(WHAT YOU SHOULD DO)
The reply should be one number: how many lines of the data below contain "Chicago".

────

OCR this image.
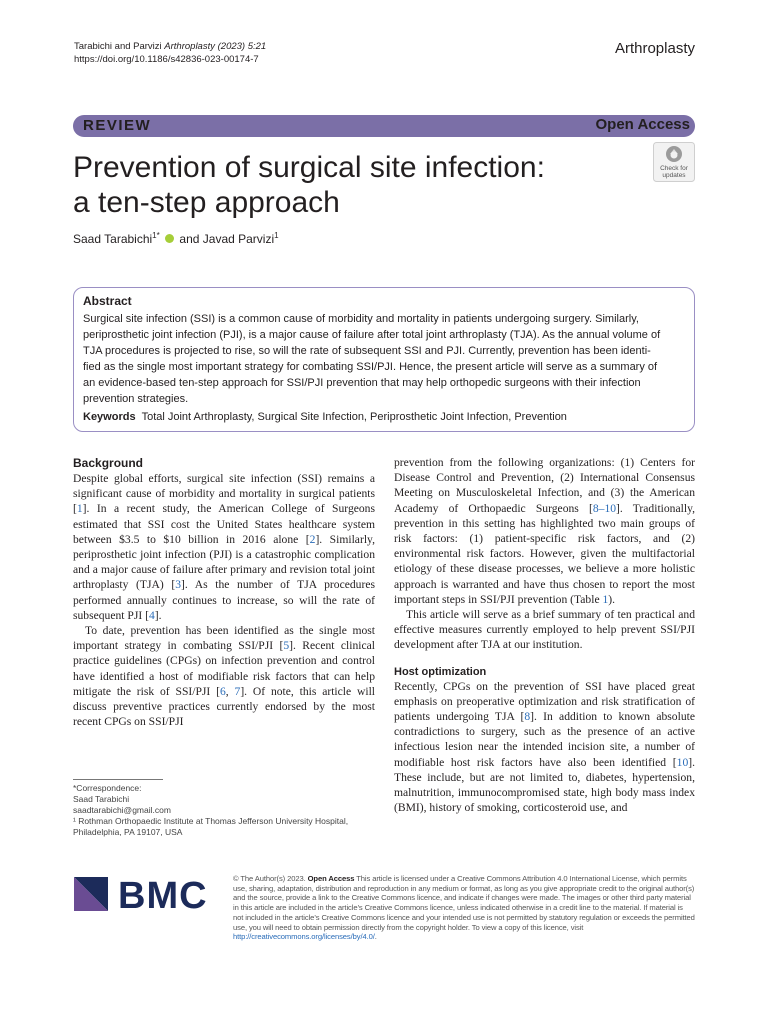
Tarabichi and Parvizi Arthroplasty (2023) 5:21
https://doi.org/10.1186/s42836-023-00174-7
Arthroplasty
REVIEW	Open Access
Prevention of surgical site infection:
a ten-step approach
Check for
updates
Saad Tarabichi$^{1*}$ and Javad Parvizi$^1$
Abstract
Surgical site infection (SSI) is a common cause of morbidity and mortality in patients undergoing surgery. Similarly,
periprosthetic joint infection (PJI), is a major cause of failure after total joint arthroplasty (TJA). As the annual volume of
TJA procedures is projected to rise, so will the rate of subsequent SSI and PJI. Currently, prevention has been identi-
fied as the single most important strategy for combating SSI/PJI. Hence, the present article will serve as a summary of
an evidence-based ten-step approach for SSI/PJI prevention that may help orthopedic surgeons with their infection
prevention strategies.
Keywords Total Joint Arthroplasty, Surgical Site Infection, Periprosthetic Joint Infection, Prevention
Background

Despite global efforts, surgical site infection (SSI) remains a significant cause of morbidity and mortality in surgical patients [1]. In a recent study, the American College of Surgeons estimated that SSI cost the United States healthcare system between $3.5 to $10 billion in 2016 alone [2]. Similarly, periprosthetic joint infection (PJI) is a catastrophic complication and a major cause of failure after primary and revision total joint arthroplasty (TJA) [3]. As the number of TJA procedures performed annually continues to increase, so will the rate of subsequent PJI [4].

To date, prevention has been identified as the single most important strategy in combating SSI/PJI [5]. Recent clinical practice guidelines (CPGs) on infection prevention and control have identified a host of modifiable risk factors that can help mitigate the risk of SSI/PJI [6, 7]. Of note, this article will discuss preventive practices currently endorsed by the most recent CPGs on SSI/PJI

prevention from the following organizations: (1) Centers for Disease Control and Prevention, (2) International Consensus Meeting on Musculoskeletal Infection, and (3) the American Academy of Orthopaedic Surgeons [8–10]. Traditionally, prevention in this setting has highlighted two main groups of risk factors: (1) patient-specific risk factors, and (2) environmental risk factors. However, given the multifactorial etiology of these disease processes, we believe a more holistic approach is warranted and have thus chosen to report the most important steps in SSI/PJI prevention (Table 1).

This article will serve as a brief summary of ten practical and effective measures currently employed to help prevent SSI/PJI development after TJA at our institution.

Host optimization

Recently, CPGs on the prevention of SSI have placed great emphasis on preoperative optimization and risk stratification of patients undergoing TJA [8]. In addition to known absolute contradictions to surgery, such as the presence of an active infectious lesion near the intended incision site, a number of modifiable host risk factors have also been identified [10]. These include, but are not limited to, diabetes, hypertension, malnutrition, immunocompromised state, high body mass index (BMI), history of smoking, corticosteroid use, and

*Correspondence:
Saad Tarabichi
saadtarabichi@gmail.com
¹ Rothman Orthopaedic Institute at Thomas Jefferson University Hospital,
Philadelphia, PA 19107, USA
BMC	© The Author(s) 2023. Open Access This article is licensed under a Creative Commons Attribution 4.0 International License, which permits use, sharing, adaptation, distribution and reproduction in any medium or format, as long as you give appropriate credit to the original author(s) and the source, provide a link to the Creative Commons licence, and indicate if changes were made. The images or other third party material in this article are included in the article’s Creative Commons licence, unless indicated otherwise in a credit line to the material. If material is not included in the article’s Creative Commons licence and your intended use is not permitted by statutory regulation or exceeds the permitted use, you will need to obtain permission directly from the copyright holder. To view a copy of this licence, visit http://creativecommons.org/licenses/by/4.0/.
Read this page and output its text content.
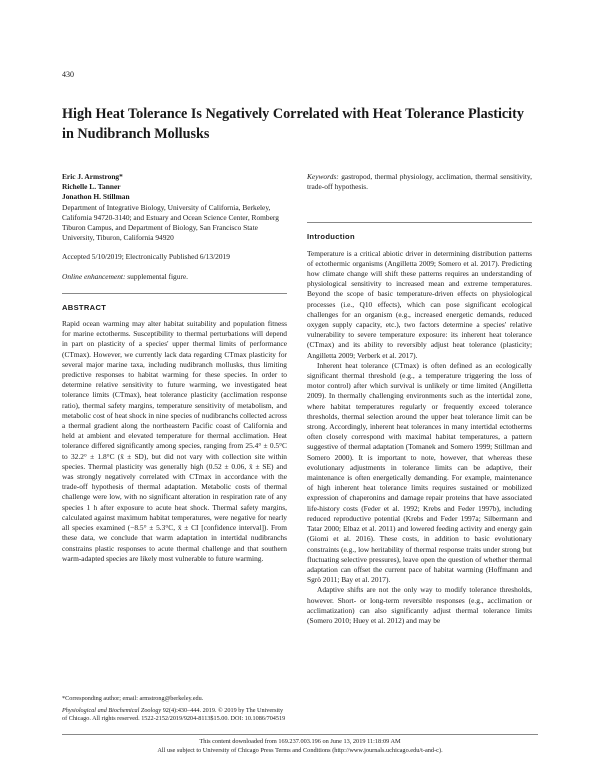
430
High Heat Tolerance Is Negatively Correlated with Heat Tolerance Plasticity in Nudibranch Mollusks
Eric J. Armstrong*
Richelle L. Tanner
Jonathon H. Stillman
Department of Integrative Biology, University of California, Berkeley, California 94720-3140; and Estuary and Ocean Science Center, Romberg Tiburon Campus, and Department of Biology, San Francisco State University, Tiburon, California 94920
Accepted 5/10/2019; Electronically Published 6/13/2019
Online enhancement: supplemental figure.
ABSTRACT

Rapid ocean warming may alter habitat suitability and population fitness for marine ectotherms. Susceptibility to thermal perturbations will depend in part on plasticity of a species' upper thermal limits of performance (CTmax). However, we currently lack data regarding CTmax plasticity for several major marine taxa, including nudibranch mollusks, thus limiting predictive responses to habitat warming for these species. In order to determine relative sensitivity to future warming, we investigated heat tolerance limits (CTmax), heat tolerance plasticity (acclimation response ratio), thermal safety margins, temperature sensitivity of metabolism, and metabolic cost of heat shock in nine species of nudibranchs collected across a thermal gradient along the northeastern Pacific coast of California and held at ambient and elevated temperature for thermal acclimation. Heat tolerance differed significantly among species, ranging from 25.4° ± 0.5°C to 32.2° ± 1.8°C (x̄ ± SD), but did not vary with collection site within species. Thermal plasticity was generally high (0.52 ± 0.06, x̄ ± SE) and was strongly negatively correlated with CTmax in accordance with the trade-off hypothesis of thermal adaptation. Metabolic costs of thermal challenge were low, with no significant alteration in respiration rate of any species 1 h after exposure to acute heat shock. Thermal safety margins, calculated against maximum habitat temperatures, were negative for nearly all species examined (−8.5° ± 5.3°C, x̄ ± CI [confidence interval]). From these data, we conclude that warm adaptation in intertidal nudibranchs constrains plastic responses to acute thermal challenge and that southern warm-adapted species are likely most vulnerable to future warming.

Keywords: gastropod, thermal physiology, acclimation, thermal sensitivity, trade-off hypothesis.
Introduction

Temperature is a critical abiotic driver in determining distribution patterns of ectothermic organisms (Angilletta 2009; Somero et al. 2017). Predicting how climate change will shift these patterns requires an understanding of physiological sensitivity to increased mean and extreme temperatures. Beyond the scope of basic temperature-driven effects on physiological processes (i.e., Q10 effects), which can pose significant ecological challenges for an organism (e.g., increased energetic demands, reduced oxygen supply capacity, etc.), two factors determine a species' relative vulnerability to severe temperature exposure: its inherent heat tolerance (CTmax) and its ability to reversibly adjust heat tolerance (plasticity; Angilletta 2009; Verberk et al. 2017).

Inherent heat tolerance (CTmax) is often defined as an ecologically significant thermal threshold (e.g., a temperature triggering the loss of motor control) after which survival is unlikely or time limited (Angilletta 2009). In thermally challenging environments such as the intertidal zone, where habitat temperatures regularly or frequently exceed tolerance thresholds, thermal selection around the upper heat tolerance limit can be strong. Accordingly, inherent heat tolerances in many intertidal ectotherms often closely correspond with maximal habitat temperatures, a pattern suggestive of thermal adaptation (Tomanek and Somero 1999; Stillman and Somero 2000). It is important to note, however, that whereas these evolutionary adjustments in tolerance limits can be adaptive, their maintenance is often energetically demanding. For example, maintenance of high inherent heat tolerance limits requires sustained or mobilized expression of chaperonins and damage repair proteins that have associated life-history costs (Feder et al. 1992; Krebs and Feder 1997b), including reduced reproductive potential (Krebs and Feder 1997a; Silbermann and Tatar 2000; Elbaz et al. 2011) and lowered feeding activity and energy gain (Giomi et al. 2016). These costs, in addition to basic evolutionary constraints (e.g., low heritability of thermal response traits under strong but fluctuating selective pressures), leave open the question of whether thermal adaptation can offset the current pace of habitat warming (Hoffmann and Sgrò 2011; Bay et al. 2017).

Adaptive shifts are not the only way to modify tolerance thresholds, however. Short- or long-term reversible responses (e.g., acclimation or acclimatization) can also significantly adjust thermal tolerance limits (Somero 2010; Huey et al. 2012) and may be

*Corresponding author; email: armstrong@berkeley.edu.

Physiological and Biochemical Zoology 92(4):430–444. 2019. © 2019 by The University of Chicago. All rights reserved. 1522-2152/2019/9204-8113$15.00. DOI: 10.1086/704519

This content downloaded from 169.237.003.196 on June 13, 2019 11:18:09 AM
All use subject to University of Chicago Press Terms and Conditions (http://www.journals.uchicago.edu/t-and-c).
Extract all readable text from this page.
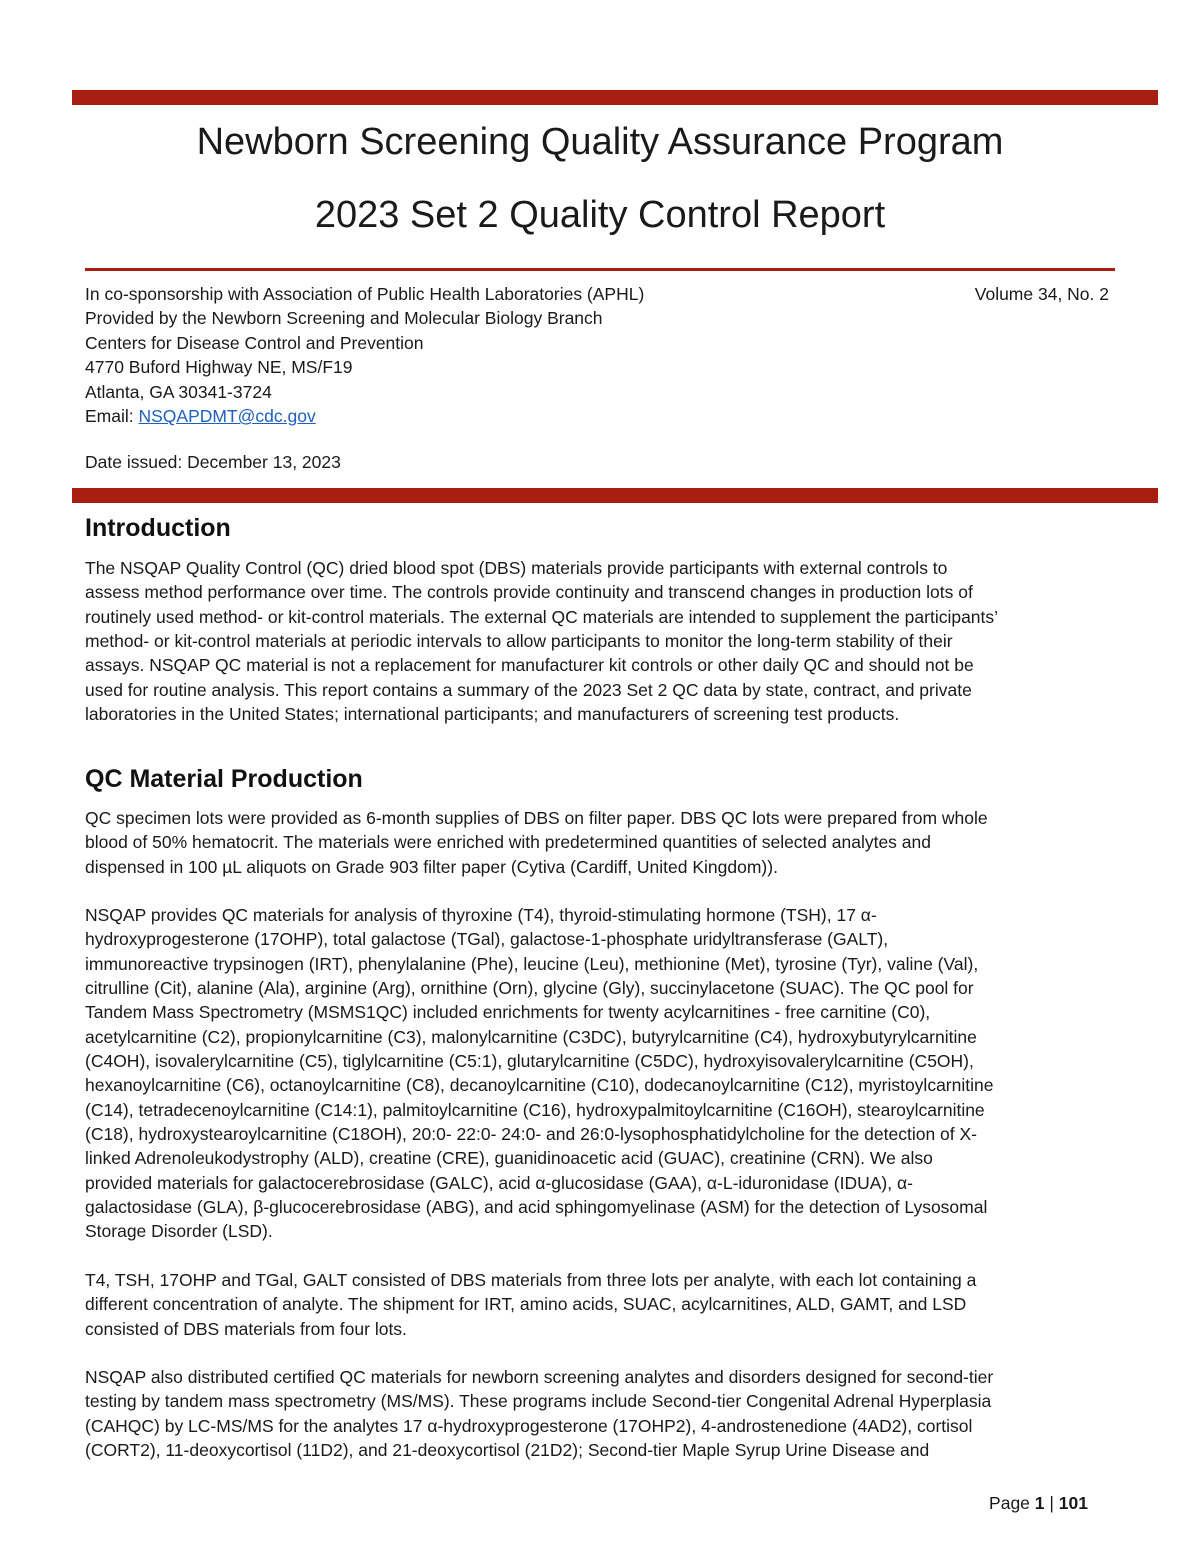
Newborn Screening Quality Assurance Program
2023 Set 2 Quality Control Report
In co-sponsorship with Association of Public Health Laboratories (APHL)
Provided by the Newborn Screening and Molecular Biology Branch
Centers for Disease Control and Prevention
4770 Buford Highway NE, MS/F19
Atlanta, GA 30341-3724
Email: NSQAPDMT@cdc.gov
Volume 34, No. 2
Date issued: December 13, 2023
Introduction
The NSQAP Quality Control (QC) dried blood spot (DBS) materials provide participants with external controls to
assess method performance over time. The controls provide continuity and transcend changes in production lots of
routinely used method- or kit-control materials. The external QC materials are intended to supplement the participants’
method- or kit-control materials at periodic intervals to allow participants to monitor the long-term stability of their
assays. NSQAP QC material is not a replacement for manufacturer kit controls or other daily QC and should not be
used for routine analysis. This report contains a summary of the 2023 Set 2 QC data by state, contract, and private
laboratories in the United States; international participants; and manufacturers of screening test products.
QC Material Production
QC specimen lots were provided as 6-month supplies of DBS on filter paper. DBS QC lots were prepared from whole
blood of 50% hematocrit. The materials were enriched with predetermined quantities of selected analytes and
dispensed in 100 µL aliquots on Grade 903 filter paper (Cytiva (Cardiff, United Kingdom)).
NSQAP provides QC materials for analysis of thyroxine (T4), thyroid-stimulating hormone (TSH), 17 α-
hydroxyprogesterone (17OHP), total galactose (TGal), galactose-1-phosphate uridyltransferase (GALT),
immunoreactive trypsinogen (IRT), phenylalanine (Phe), leucine (Leu), methionine (Met), tyrosine (Tyr), valine (Val),
citrulline (Cit), alanine (Ala), arginine (Arg), ornithine (Orn), glycine (Gly), succinylacetone (SUAC). The QC pool for
Tandem Mass Spectrometry (MSMS1QC) included enrichments for twenty acylcarnitines - free carnitine (C0),
acetylcarnitine (C2), propionylcarnitine (C3), malonylcarnitine (C3DC), butyrylcarnitine (C4), hydroxybutyrylcarnitine
(C4OH), isovalerylcarnitine (C5), tiglylcarnitine (C5:1), glutarylcarnitine (C5DC), hydroxyisovalerylcarnitine (C5OH),
hexanoylcarnitine (C6), octanoylcarnitine (C8), decanoylcarnitine (C10), dodecanoylcarnitine (C12), myristoylcarnitine
(C14), tetradecenoylcarnitine (C14:1), palmitoylcarnitine (C16), hydroxypalmitoylcarnitine (C16OH), stearoylcarnitine
(C18), hydroxystearoylcarnitine (C18OH), 20:0- 22:0- 24:0- and 26:0-lysophosphatidylcholine for the detection of X-
linked Adrenoleukodystrophy (ALD), creatine (CRE), guanidinoacetic acid (GUAC), creatinine (CRN). We also
provided materials for galactocerebrosidase (GALC), acid α-glucosidase (GAA), α-L-iduronidase (IDUA), α-
galactosidase (GLA), β-glucocerebrosidase (ABG), and acid sphingomyelinase (ASM) for the detection of Lysosomal
Storage Disorder (LSD).
T4, TSH, 17OHP and TGal, GALT consisted of DBS materials from three lots per analyte, with each lot containing a
different concentration of analyte. The shipment for IRT, amino acids, SUAC, acylcarnitines, ALD, GAMT, and LSD
consisted of DBS materials from four lots.
NSQAP also distributed certified QC materials for newborn screening analytes and disorders designed for second-tier
testing by tandem mass spectrometry (MS/MS). These programs include Second-tier Congenital Adrenal Hyperplasia
(CAHQC) by LC-MS/MS for the analytes 17 α-hydroxyprogesterone (17OHP2), 4-androstenedione (4AD2), cortisol
(CORT2), 11-deoxycortisol (11D2), and 21-deoxycortisol (21D2); Second-tier Maple Syrup Urine Disease and
Page 1 | 101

────

(EXERCISE ANSWER)
2